Explore the material
1. Summarize the text on São Paulo's pandemic policy in two sentences.
2. According to the text on São Paulo's pandemic policy, how many COVID-19 deaths did São Paulo report in a single day on Monday?

Text provided
□ □ □
This socially sensitive analysis is rare in the media, but provides an extremely accurate portrayal of what is happening throughout Brazil. In São Paulo, the state hardest hit by COVID-19, which on Monday reported a record 468 deaths in a single day, Governor João Doria of the Brazilian Social Democratic Party (PSDB) has adopted a policy that differs only superficially from that of Bolsonaro.

Despite stating on Wednesday that São Paulo is “on the verge of a health care collapse” and that “urgent, collective measures” are needed, the governor decreed a partial closure of activities that permits, for example, the operation of churches and religious temples. And, most importantly, he doesn’t back down an inch from his criminal policy of reopening the largest school district in Brazil.

Secretary of Education of São Paulo Rossieli Soares, a fanatical defender of school reopenings, declared this week that “schools should be available to those who need them most.” Questioned by O Estado de São Paulo about to whom he is referring as “those most in need,” he replied: “It is the family that will decide. If the family wants it, the school will have to offer it.”

Nor are there any essential political differences posed by the governments of the self-declared left opposition to Bolsonaro, headed by the Workers Party (PT). Until last week, the aforementioned neuroscientist Miguel Nicolelis held the position of coordinator of the scientific committee to fight the pandemic of the Northeast Consortium. Of the nine governments that constitute the Consortium, four are run by the PT, two by the Brazilian Socialist Party (PSB) and one by the Maoist Communist Party of Brazil (PCdoB).
□ □ □
Dataset entries
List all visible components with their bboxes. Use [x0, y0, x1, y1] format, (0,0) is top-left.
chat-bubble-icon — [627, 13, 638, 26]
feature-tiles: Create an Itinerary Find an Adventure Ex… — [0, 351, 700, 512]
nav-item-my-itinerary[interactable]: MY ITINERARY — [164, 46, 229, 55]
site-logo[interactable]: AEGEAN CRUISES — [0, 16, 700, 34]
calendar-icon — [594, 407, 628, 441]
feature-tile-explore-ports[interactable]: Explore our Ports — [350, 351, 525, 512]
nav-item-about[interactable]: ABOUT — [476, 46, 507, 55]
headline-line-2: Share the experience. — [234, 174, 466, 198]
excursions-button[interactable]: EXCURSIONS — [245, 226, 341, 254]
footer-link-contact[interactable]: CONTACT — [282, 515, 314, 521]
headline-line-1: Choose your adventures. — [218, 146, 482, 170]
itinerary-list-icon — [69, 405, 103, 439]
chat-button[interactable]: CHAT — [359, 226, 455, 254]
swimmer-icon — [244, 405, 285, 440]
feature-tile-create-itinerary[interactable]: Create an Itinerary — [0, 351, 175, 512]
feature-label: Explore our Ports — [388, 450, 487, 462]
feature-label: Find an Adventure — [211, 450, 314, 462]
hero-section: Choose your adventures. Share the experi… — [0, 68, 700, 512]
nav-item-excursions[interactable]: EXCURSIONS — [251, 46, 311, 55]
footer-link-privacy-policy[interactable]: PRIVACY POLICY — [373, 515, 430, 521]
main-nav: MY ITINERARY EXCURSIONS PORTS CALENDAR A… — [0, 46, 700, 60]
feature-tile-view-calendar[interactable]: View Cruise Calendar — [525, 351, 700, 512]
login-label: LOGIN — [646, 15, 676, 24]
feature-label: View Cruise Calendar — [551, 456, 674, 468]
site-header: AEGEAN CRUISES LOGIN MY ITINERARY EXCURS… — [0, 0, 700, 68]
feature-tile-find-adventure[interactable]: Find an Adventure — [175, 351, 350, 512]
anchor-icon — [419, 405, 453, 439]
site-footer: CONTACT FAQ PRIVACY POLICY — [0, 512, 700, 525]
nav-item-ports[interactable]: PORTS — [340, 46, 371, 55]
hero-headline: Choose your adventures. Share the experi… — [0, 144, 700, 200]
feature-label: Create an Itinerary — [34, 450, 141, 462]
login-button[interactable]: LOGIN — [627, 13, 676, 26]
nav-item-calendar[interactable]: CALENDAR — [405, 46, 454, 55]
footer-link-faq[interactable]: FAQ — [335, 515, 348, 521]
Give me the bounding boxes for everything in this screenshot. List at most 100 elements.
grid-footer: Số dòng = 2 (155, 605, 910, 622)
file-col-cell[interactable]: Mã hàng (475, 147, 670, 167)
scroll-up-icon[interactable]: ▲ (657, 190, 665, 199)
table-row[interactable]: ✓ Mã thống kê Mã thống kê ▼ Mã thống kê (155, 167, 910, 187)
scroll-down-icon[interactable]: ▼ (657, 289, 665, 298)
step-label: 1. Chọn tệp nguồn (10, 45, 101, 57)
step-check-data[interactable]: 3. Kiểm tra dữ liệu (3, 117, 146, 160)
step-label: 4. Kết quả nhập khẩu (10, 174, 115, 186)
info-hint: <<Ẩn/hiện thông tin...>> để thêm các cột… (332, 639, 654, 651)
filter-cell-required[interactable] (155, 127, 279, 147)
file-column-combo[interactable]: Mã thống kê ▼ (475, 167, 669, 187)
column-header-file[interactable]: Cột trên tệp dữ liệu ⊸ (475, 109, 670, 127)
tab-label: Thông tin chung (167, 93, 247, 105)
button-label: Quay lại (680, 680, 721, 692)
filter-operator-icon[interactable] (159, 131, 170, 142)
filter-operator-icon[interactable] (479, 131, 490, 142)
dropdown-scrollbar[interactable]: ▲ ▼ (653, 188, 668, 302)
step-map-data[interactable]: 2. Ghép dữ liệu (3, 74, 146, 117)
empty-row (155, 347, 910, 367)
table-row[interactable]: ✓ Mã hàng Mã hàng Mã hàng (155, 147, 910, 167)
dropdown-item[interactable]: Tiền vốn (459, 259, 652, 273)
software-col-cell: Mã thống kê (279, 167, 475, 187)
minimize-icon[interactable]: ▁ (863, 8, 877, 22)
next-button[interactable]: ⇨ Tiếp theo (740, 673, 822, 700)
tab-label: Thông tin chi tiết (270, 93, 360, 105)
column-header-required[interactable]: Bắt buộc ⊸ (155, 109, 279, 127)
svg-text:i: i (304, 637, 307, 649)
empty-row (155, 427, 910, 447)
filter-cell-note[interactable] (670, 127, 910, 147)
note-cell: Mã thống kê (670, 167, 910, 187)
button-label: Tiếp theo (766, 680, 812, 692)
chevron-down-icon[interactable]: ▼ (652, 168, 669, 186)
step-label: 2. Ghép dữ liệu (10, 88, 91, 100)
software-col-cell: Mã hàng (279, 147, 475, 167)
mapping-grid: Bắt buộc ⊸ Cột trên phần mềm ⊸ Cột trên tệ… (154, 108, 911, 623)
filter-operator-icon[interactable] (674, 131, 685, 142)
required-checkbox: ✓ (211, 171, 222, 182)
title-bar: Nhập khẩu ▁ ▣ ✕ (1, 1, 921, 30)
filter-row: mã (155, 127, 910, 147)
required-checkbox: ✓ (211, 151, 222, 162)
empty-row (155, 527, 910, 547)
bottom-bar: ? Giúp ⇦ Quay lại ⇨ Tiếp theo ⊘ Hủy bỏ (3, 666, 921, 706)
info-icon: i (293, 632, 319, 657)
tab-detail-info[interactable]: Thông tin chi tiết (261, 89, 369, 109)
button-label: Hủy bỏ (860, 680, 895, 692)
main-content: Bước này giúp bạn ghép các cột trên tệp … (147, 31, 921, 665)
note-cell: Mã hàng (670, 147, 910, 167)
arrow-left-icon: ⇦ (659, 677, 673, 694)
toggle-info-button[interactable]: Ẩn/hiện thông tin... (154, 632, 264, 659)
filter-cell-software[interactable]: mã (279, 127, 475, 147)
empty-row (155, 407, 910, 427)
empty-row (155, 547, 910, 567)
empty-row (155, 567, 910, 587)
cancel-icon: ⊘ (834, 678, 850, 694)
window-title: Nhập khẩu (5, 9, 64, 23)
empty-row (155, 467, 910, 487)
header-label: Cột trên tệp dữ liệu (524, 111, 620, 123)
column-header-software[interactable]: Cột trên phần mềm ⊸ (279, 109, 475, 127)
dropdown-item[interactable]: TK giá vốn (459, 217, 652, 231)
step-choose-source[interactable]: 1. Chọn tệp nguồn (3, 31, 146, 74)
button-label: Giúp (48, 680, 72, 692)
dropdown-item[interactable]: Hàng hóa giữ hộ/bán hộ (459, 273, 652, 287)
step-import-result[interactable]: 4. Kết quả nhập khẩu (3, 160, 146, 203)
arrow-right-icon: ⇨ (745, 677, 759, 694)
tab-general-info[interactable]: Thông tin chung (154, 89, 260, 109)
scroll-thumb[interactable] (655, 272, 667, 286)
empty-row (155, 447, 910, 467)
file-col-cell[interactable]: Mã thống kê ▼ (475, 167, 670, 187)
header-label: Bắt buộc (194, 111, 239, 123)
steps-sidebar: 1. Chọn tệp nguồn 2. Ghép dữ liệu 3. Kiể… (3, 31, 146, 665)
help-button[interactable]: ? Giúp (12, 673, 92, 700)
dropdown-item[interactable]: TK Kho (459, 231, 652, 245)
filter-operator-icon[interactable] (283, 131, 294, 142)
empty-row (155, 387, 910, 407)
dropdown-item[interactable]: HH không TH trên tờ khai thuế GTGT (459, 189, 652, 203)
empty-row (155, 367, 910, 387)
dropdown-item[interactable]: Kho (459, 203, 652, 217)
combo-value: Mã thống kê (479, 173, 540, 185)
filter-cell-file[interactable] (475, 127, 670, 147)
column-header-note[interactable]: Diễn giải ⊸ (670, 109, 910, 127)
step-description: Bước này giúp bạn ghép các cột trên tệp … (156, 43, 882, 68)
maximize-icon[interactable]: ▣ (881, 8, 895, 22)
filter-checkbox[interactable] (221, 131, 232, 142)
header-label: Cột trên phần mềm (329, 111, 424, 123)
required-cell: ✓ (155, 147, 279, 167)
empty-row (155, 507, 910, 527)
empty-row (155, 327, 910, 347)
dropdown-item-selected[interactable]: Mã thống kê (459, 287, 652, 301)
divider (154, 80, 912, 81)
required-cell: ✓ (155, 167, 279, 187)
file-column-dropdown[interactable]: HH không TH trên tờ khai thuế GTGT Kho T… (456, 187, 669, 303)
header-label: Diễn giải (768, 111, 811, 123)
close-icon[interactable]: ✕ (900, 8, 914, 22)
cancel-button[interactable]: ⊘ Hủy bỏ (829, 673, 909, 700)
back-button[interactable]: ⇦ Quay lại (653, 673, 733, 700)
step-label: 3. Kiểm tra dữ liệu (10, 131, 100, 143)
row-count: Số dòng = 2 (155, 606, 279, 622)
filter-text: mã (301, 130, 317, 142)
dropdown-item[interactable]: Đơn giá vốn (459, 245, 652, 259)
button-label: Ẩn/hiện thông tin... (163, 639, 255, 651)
□ □ □
Responses per task
1. In São Paulo, the state hit hardest by COVID-19, Governor João Doria has adopted a policy that differs only superficially from Bolsonaro's: a partial closure that still lets churches operate, and no retreat from reopening the state's schools, which Education Secretary Rossieli Soares says families will decide whether to use. The opposition governments led by the Workers Party likewise pose no essential political differences from Bolsonaro.

2. A record 468 deaths.